Items from a data source

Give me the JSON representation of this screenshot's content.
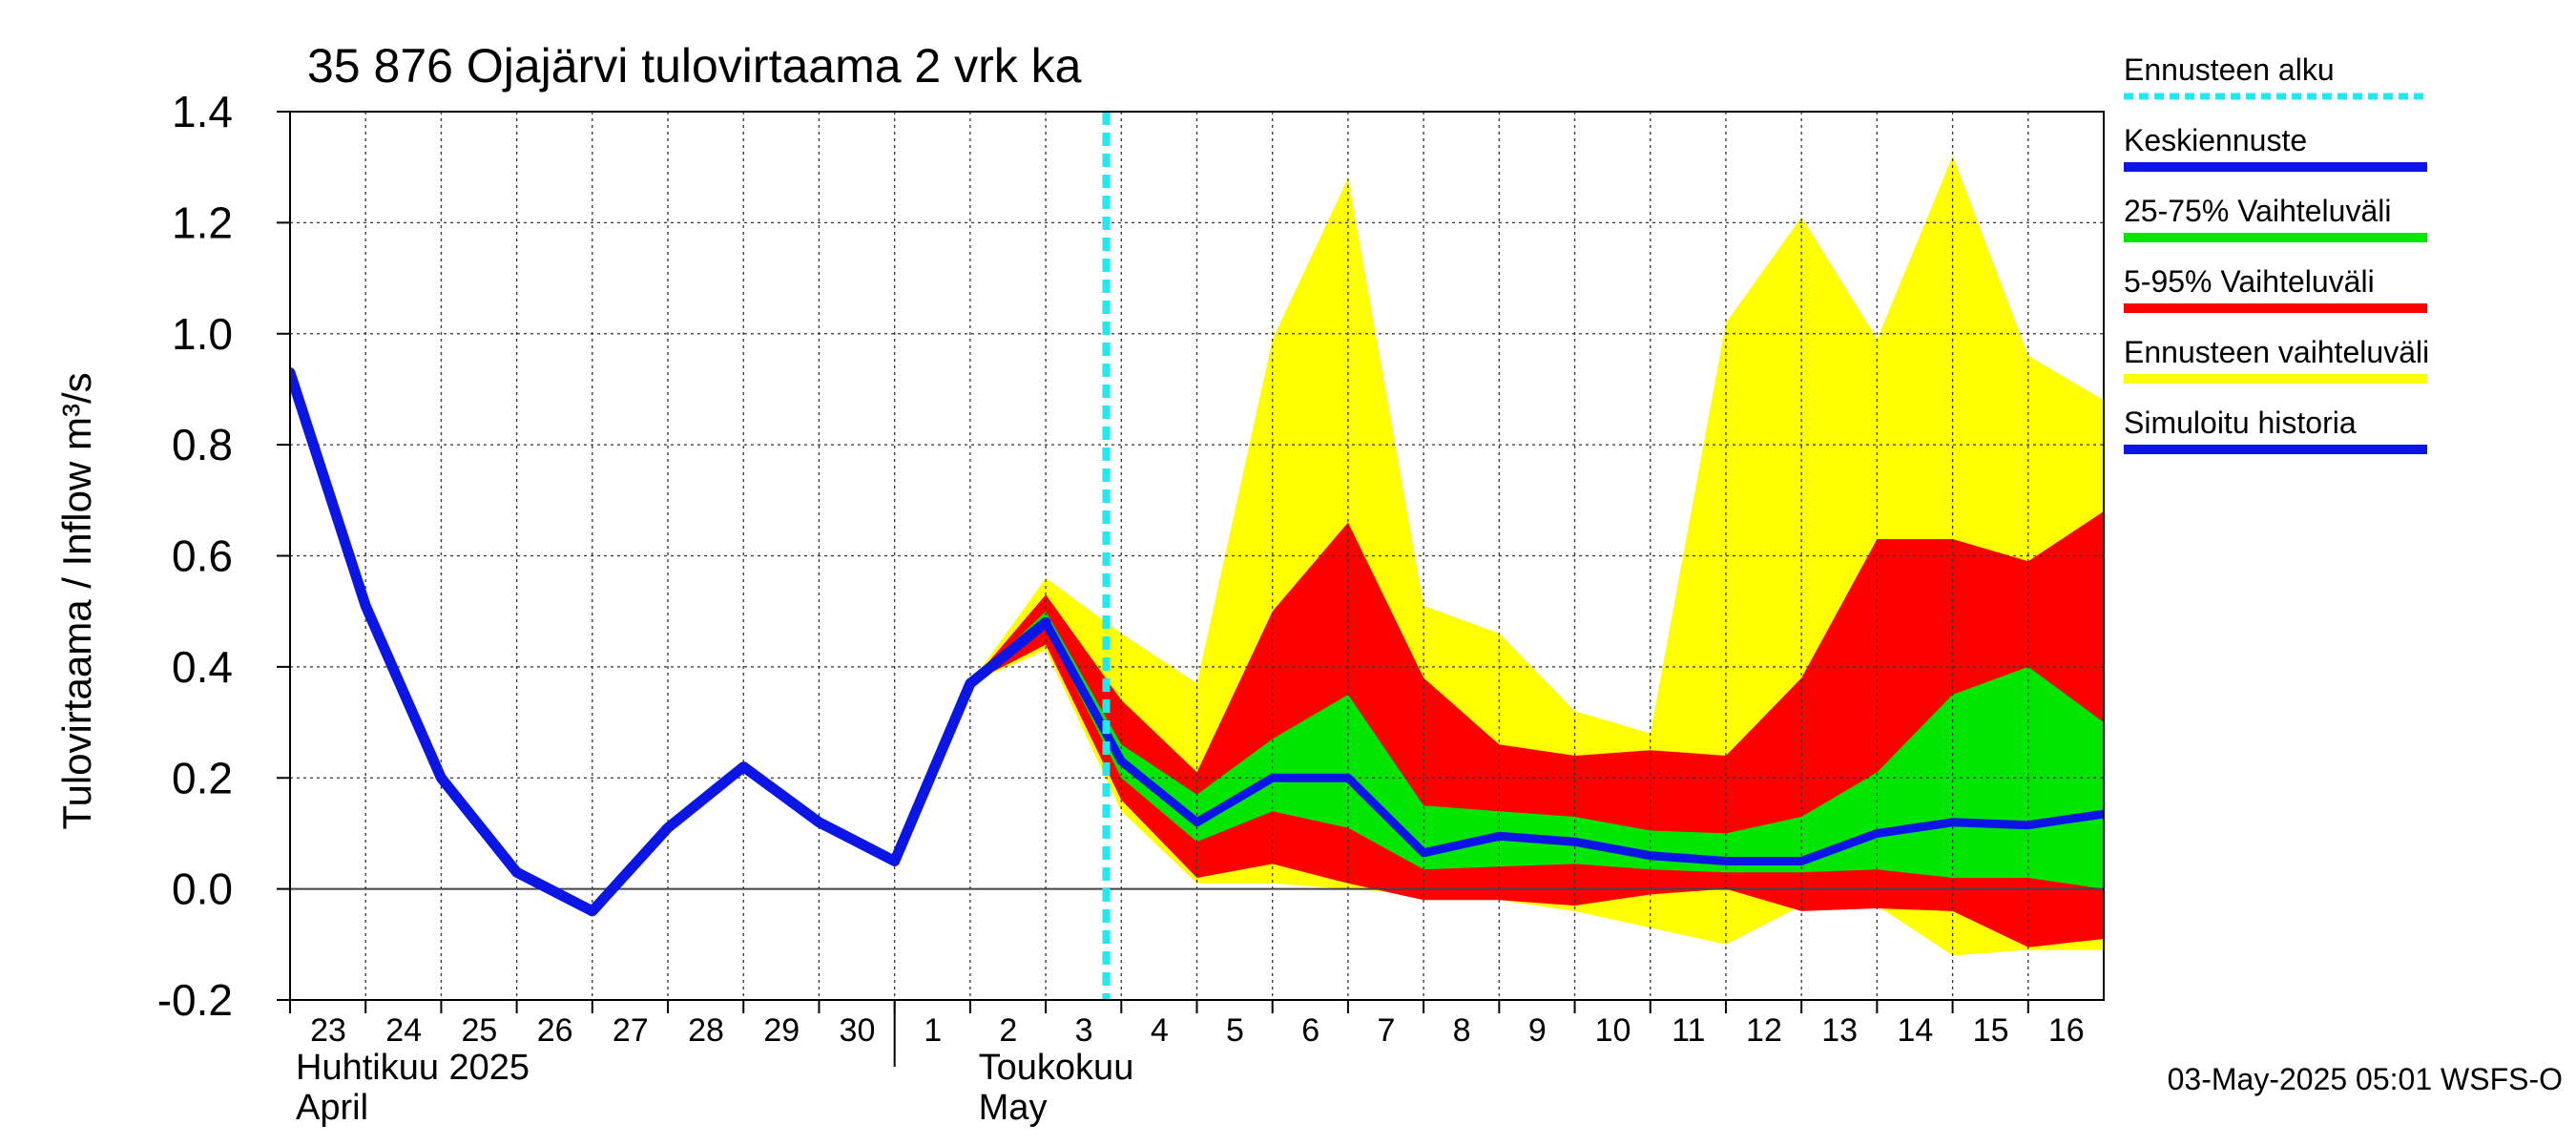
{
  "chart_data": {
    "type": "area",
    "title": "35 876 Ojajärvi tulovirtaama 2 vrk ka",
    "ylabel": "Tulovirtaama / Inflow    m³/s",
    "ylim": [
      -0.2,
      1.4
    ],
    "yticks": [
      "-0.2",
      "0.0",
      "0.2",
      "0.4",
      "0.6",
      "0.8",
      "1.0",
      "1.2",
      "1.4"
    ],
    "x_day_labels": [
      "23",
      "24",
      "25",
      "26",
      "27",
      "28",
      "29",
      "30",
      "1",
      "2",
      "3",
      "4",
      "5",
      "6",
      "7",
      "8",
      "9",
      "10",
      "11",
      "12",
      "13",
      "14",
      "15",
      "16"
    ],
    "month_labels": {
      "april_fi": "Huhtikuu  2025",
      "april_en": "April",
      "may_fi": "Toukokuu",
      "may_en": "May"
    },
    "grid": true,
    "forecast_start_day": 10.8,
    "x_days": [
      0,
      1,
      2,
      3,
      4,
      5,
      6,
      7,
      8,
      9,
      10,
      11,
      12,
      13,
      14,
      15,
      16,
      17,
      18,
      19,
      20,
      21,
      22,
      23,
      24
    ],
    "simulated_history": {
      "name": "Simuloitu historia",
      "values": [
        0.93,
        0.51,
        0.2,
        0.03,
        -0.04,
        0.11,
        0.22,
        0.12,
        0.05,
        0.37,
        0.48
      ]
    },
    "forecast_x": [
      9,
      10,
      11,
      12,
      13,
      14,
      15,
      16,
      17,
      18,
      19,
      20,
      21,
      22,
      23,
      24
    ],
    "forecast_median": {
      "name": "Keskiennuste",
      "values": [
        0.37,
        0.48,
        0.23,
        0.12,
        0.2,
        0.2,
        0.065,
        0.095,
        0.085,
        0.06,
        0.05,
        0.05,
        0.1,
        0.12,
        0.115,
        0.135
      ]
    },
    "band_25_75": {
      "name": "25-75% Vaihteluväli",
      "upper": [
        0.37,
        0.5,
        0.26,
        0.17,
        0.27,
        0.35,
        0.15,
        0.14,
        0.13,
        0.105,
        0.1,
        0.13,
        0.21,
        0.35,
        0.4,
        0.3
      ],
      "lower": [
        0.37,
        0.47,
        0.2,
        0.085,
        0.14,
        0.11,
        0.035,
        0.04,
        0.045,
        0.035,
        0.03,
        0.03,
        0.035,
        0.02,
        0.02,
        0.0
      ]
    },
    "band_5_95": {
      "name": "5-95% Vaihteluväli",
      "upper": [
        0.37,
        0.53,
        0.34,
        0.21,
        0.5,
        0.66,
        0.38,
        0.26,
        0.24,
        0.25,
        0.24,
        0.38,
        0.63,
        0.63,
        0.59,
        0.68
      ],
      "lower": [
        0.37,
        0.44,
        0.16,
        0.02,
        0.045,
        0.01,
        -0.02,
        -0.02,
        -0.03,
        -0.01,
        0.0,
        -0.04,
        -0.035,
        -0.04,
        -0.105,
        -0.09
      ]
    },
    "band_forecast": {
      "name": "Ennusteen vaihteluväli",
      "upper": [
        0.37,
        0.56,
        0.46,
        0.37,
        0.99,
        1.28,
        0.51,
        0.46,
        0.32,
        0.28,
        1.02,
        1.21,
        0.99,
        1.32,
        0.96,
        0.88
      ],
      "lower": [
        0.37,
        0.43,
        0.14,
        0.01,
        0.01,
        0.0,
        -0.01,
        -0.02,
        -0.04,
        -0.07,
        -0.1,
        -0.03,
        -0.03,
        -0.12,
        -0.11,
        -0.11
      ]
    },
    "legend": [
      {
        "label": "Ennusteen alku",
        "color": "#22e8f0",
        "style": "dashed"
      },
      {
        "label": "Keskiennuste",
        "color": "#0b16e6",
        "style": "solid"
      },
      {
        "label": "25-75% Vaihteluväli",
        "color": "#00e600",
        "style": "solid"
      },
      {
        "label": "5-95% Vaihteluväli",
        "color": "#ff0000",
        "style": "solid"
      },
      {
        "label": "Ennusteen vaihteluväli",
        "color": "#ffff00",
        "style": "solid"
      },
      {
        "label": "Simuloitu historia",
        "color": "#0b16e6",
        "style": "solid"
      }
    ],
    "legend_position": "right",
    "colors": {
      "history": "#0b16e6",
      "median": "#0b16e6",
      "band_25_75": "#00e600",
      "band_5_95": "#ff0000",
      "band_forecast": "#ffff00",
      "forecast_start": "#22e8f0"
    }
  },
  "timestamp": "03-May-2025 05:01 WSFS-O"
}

STATED PROBLEM.
Reproduce the listing exactly. Leave its pictures out.

EXERCISE ANSWER.
Give me the JSON representation of this screenshot's content.
{
  "chart_data": {
    "type": "area",
    "title": "35 876 Ojajärvi tulovirtaama 2 vrk ka",
    "ylabel": "Tulovirtaama / Inflow    m³/s",
    "ylim": [
      -0.2,
      1.4
    ],
    "yticks": [
      "-0.2",
      "0.0",
      "0.2",
      "0.4",
      "0.6",
      "0.8",
      "1.0",
      "1.2",
      "1.4"
    ],
    "x_day_labels": [
      "23",
      "24",
      "25",
      "26",
      "27",
      "28",
      "29",
      "30",
      "1",
      "2",
      "3",
      "4",
      "5",
      "6",
      "7",
      "8",
      "9",
      "10",
      "11",
      "12",
      "13",
      "14",
      "15",
      "16"
    ],
    "month_labels": {
      "april_fi": "Huhtikuu  2025",
      "april_en": "April",
      "may_fi": "Toukokuu",
      "may_en": "May"
    },
    "grid": true,
    "forecast_start_day": 10.8,
    "x_days": [
      0,
      1,
      2,
      3,
      4,
      5,
      6,
      7,
      8,
      9,
      10,
      11,
      12,
      13,
      14,
      15,
      16,
      17,
      18,
      19,
      20,
      21,
      22,
      23,
      24
    ],
    "simulated_history": {
      "name": "Simuloitu historia",
      "values": [
        0.93,
        0.51,
        0.2,
        0.03,
        -0.04,
        0.11,
        0.22,
        0.12,
        0.05,
        0.37,
        0.48
      ]
    },
    "forecast_x": [
      9,
      10,
      11,
      12,
      13,
      14,
      15,
      16,
      17,
      18,
      19,
      20,
      21,
      22,
      23,
      24
    ],
    "forecast_median": {
      "name": "Keskiennuste",
      "values": [
        0.37,
        0.48,
        0.23,
        0.12,
        0.2,
        0.2,
        0.065,
        0.095,
        0.085,
        0.06,
        0.05,
        0.05,
        0.1,
        0.12,
        0.115,
        0.135
      ]
    },
    "band_25_75": {
      "name": "25-75% Vaihteluväli",
      "upper": [
        0.37,
        0.5,
        0.26,
        0.17,
        0.27,
        0.35,
        0.15,
        0.14,
        0.13,
        0.105,
        0.1,
        0.13,
        0.21,
        0.35,
        0.4,
        0.3
      ],
      "lower": [
        0.37,
        0.47,
        0.2,
        0.085,
        0.14,
        0.11,
        0.035,
        0.04,
        0.045,
        0.035,
        0.03,
        0.03,
        0.035,
        0.02,
        0.02,
        0.0
      ]
    },
    "band_5_95": {
      "name": "5-95% Vaihteluväli",
      "upper": [
        0.37,
        0.53,
        0.34,
        0.21,
        0.5,
        0.66,
        0.38,
        0.26,
        0.24,
        0.25,
        0.24,
        0.38,
        0.63,
        0.63,
        0.59,
        0.68
      ],
      "lower": [
        0.37,
        0.44,
        0.16,
        0.02,
        0.045,
        0.01,
        -0.02,
        -0.02,
        -0.03,
        -0.01,
        0.0,
        -0.04,
        -0.035,
        -0.04,
        -0.105,
        -0.09
      ]
    },
    "band_forecast": {
      "name": "Ennusteen vaihteluväli",
      "upper": [
        0.37,
        0.56,
        0.46,
        0.37,
        0.99,
        1.28,
        0.51,
        0.46,
        0.32,
        0.28,
        1.02,
        1.21,
        0.99,
        1.32,
        0.96,
        0.88
      ],
      "lower": [
        0.37,
        0.43,
        0.14,
        0.01,
        0.01,
        0.0,
        -0.01,
        -0.02,
        -0.04,
        -0.07,
        -0.1,
        -0.03,
        -0.03,
        -0.12,
        -0.11,
        -0.11
      ]
    },
    "legend": [
      {
        "label": "Ennusteen alku",
        "color": "#22e8f0",
        "style": "dashed"
      },
      {
        "label": "Keskiennuste",
        "color": "#0b16e6",
        "style": "solid"
      },
      {
        "label": "25-75% Vaihteluväli",
        "color": "#00e600",
        "style": "solid"
      },
      {
        "label": "5-95% Vaihteluväli",
        "color": "#ff0000",
        "style": "solid"
      },
      {
        "label": "Ennusteen vaihteluväli",
        "color": "#ffff00",
        "style": "solid"
      },
      {
        "label": "Simuloitu historia",
        "color": "#0b16e6",
        "style": "solid"
      }
    ],
    "legend_position": "right",
    "colors": {
      "history": "#0b16e6",
      "median": "#0b16e6",
      "band_25_75": "#00e600",
      "band_5_95": "#ff0000",
      "band_forecast": "#ffff00",
      "forecast_start": "#22e8f0"
    }
  },
  "timestamp": "03-May-2025 05:01 WSFS-O"
}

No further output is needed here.